What to produce. In the entries that follow, find the word "placeholder" and report each line it is on.

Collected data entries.
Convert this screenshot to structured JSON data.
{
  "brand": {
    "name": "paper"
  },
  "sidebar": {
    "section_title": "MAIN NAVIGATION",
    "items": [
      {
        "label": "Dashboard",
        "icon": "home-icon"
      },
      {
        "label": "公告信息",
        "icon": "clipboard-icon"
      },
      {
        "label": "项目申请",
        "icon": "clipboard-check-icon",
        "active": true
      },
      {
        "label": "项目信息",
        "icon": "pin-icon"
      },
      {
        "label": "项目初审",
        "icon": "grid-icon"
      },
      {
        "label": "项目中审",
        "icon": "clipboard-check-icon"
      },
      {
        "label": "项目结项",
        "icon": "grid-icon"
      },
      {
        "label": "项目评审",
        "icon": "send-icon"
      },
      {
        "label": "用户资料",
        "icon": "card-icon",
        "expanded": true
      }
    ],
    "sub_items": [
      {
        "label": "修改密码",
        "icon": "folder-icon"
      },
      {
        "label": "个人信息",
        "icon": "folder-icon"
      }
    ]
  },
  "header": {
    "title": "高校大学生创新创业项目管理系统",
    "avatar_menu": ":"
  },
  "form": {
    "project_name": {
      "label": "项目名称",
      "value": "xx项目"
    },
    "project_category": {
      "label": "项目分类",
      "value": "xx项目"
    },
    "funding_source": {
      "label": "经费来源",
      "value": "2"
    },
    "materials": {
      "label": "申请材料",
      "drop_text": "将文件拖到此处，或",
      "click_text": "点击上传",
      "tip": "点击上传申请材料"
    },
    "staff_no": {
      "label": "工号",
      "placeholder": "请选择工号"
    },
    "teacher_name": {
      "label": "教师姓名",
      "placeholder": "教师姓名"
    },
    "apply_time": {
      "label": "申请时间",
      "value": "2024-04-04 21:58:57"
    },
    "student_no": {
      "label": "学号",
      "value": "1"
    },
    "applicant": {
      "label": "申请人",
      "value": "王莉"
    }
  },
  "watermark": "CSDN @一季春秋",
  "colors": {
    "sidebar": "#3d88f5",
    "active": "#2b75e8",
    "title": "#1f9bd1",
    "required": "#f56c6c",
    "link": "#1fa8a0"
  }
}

Task solution.
      "placeholder": "请选择工号"
      "placeholder": "教师姓名"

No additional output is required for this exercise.